EXERCISE DIRECTIONS: List every line below containing "said".

EXERCISE MATERIAL:
START

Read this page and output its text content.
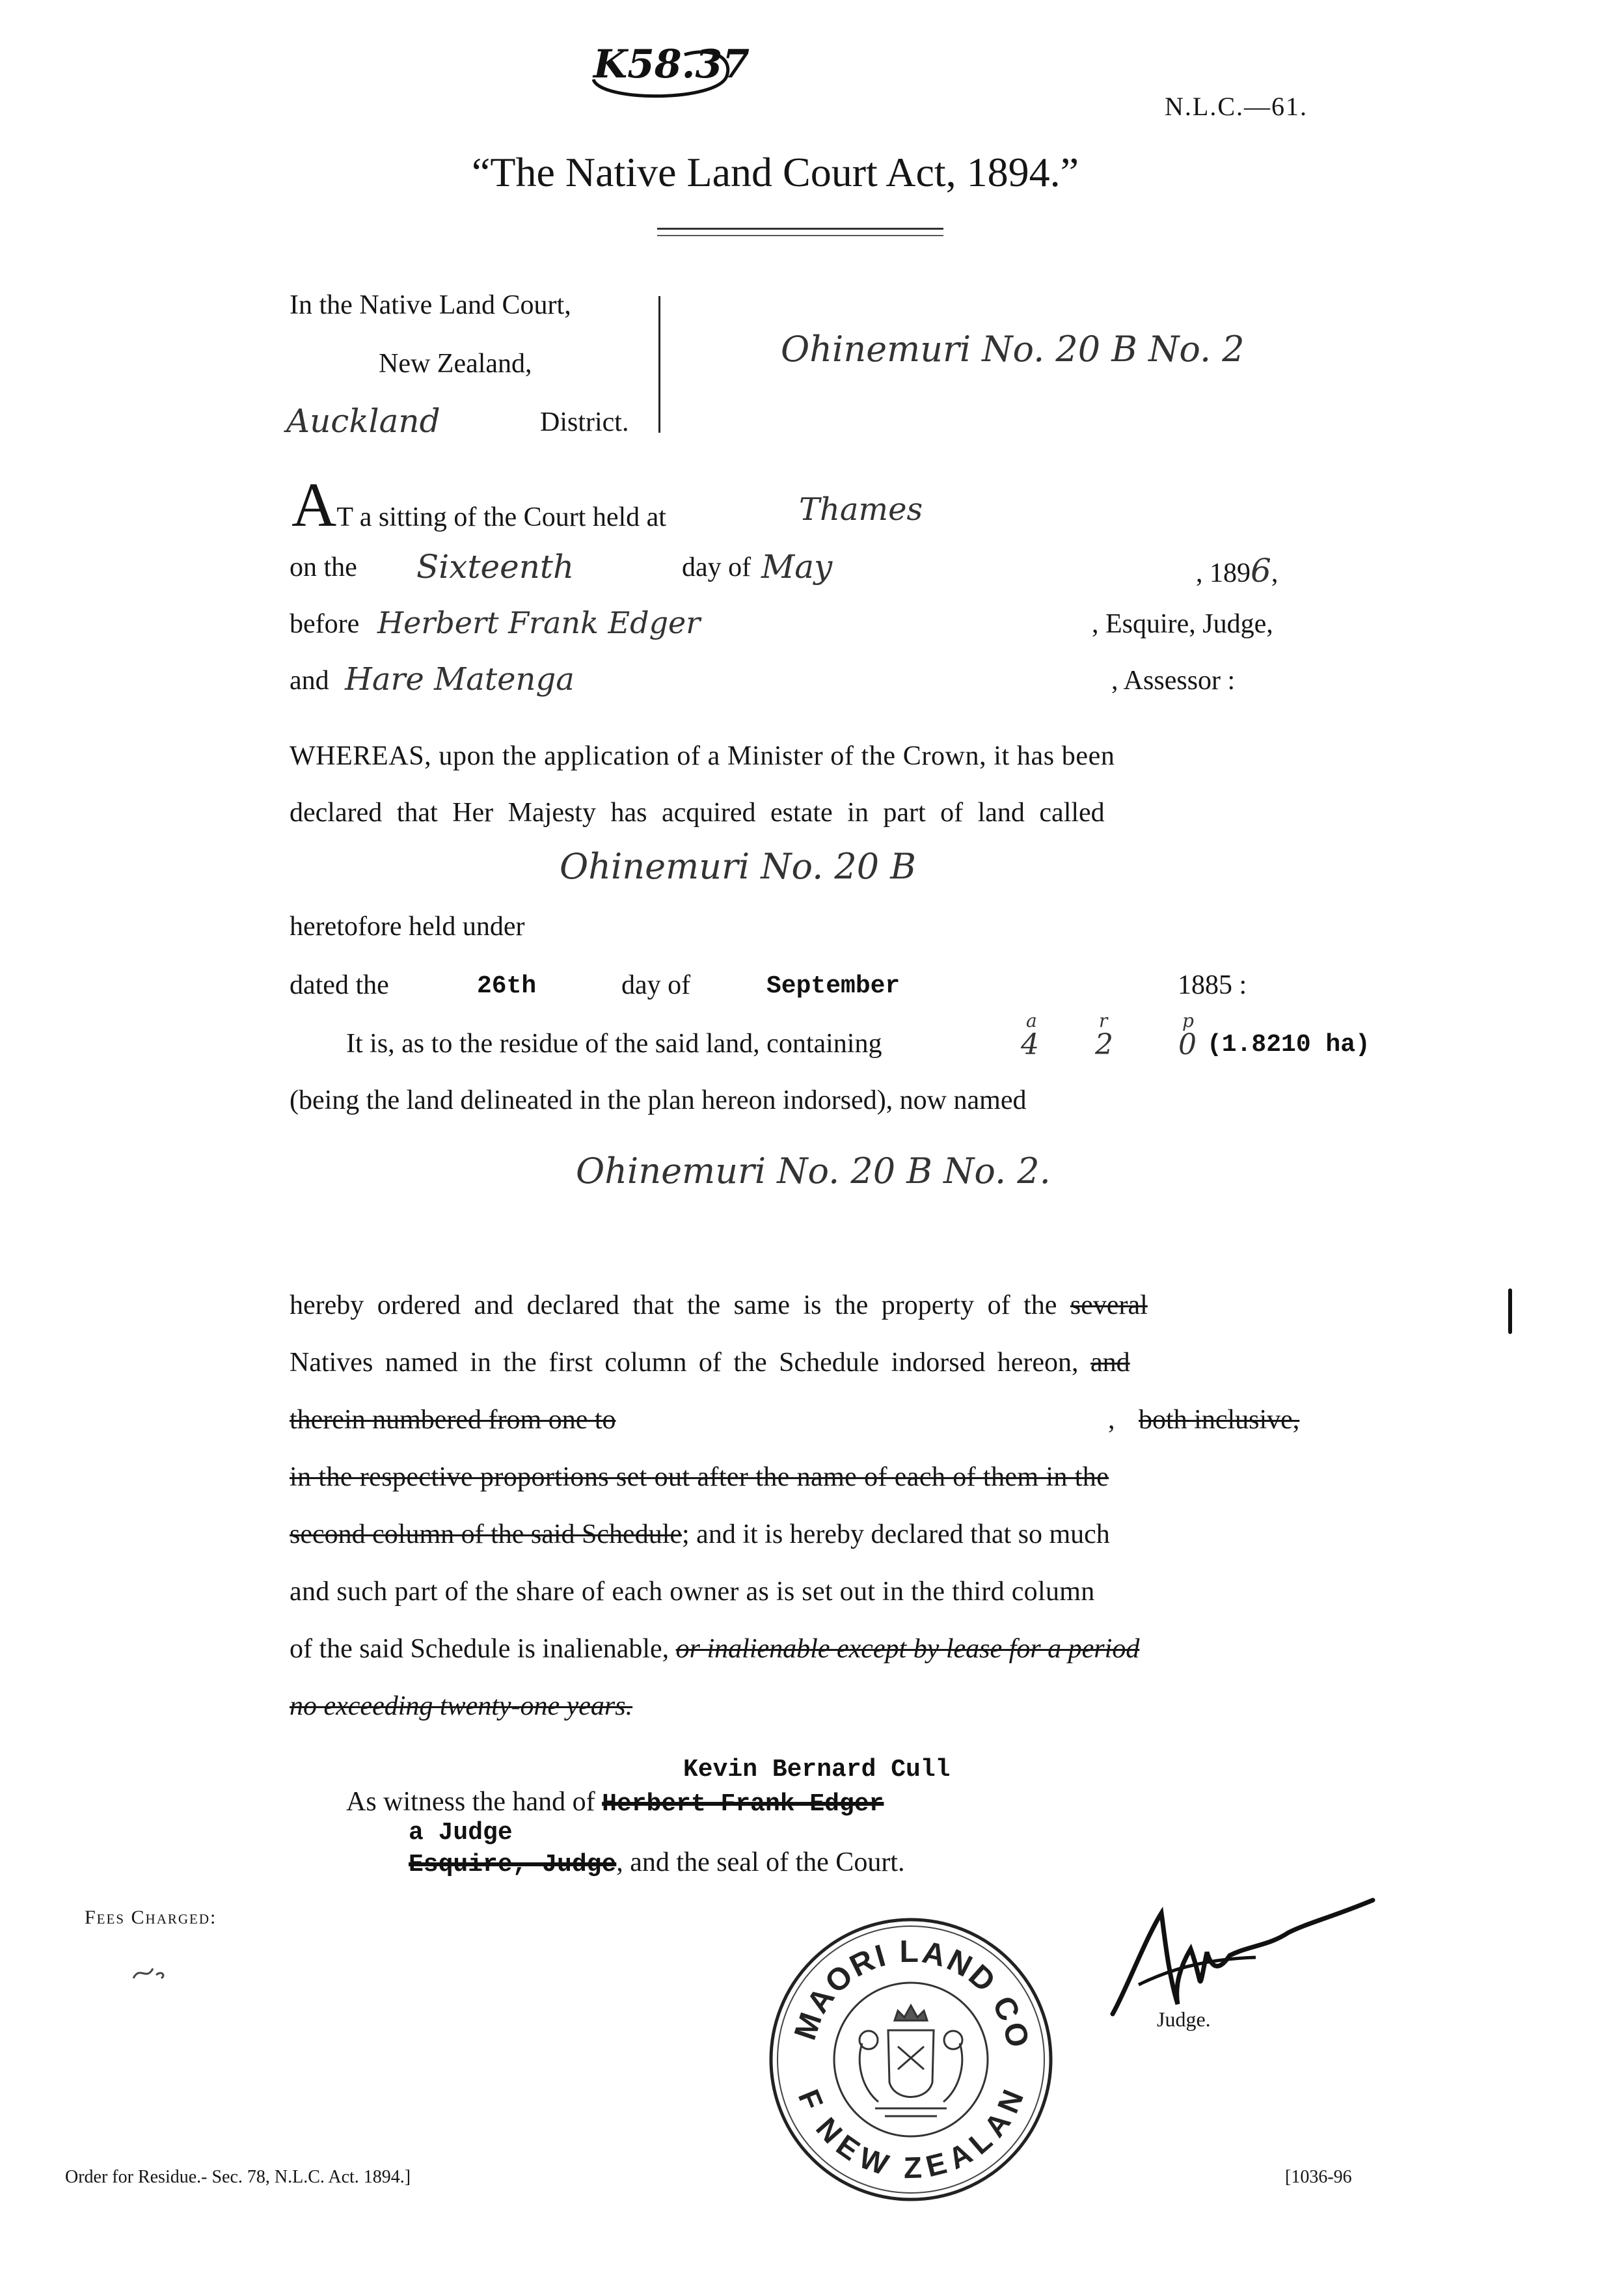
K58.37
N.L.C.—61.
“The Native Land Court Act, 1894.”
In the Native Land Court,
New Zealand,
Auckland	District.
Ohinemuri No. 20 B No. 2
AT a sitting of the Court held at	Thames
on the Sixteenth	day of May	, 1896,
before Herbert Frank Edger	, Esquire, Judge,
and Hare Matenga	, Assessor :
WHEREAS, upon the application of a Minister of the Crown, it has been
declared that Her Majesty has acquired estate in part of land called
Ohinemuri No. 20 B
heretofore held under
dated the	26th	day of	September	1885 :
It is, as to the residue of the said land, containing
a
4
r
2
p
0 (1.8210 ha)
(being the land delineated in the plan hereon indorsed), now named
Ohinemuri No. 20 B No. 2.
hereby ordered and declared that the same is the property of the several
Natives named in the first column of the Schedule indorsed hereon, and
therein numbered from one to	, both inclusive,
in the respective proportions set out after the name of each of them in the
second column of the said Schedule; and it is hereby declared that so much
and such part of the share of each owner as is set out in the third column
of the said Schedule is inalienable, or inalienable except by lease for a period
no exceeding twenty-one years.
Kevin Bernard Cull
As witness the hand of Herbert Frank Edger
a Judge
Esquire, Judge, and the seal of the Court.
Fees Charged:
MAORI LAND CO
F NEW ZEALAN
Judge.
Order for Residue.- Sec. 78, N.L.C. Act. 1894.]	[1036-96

END

PROBLEM SOLUTION:
It is, as to the residue of the said land, containing
second column of the said Schedule; and it is hereby declared that so much
of the said Schedule is inalienable, or inalienable except by lease for a period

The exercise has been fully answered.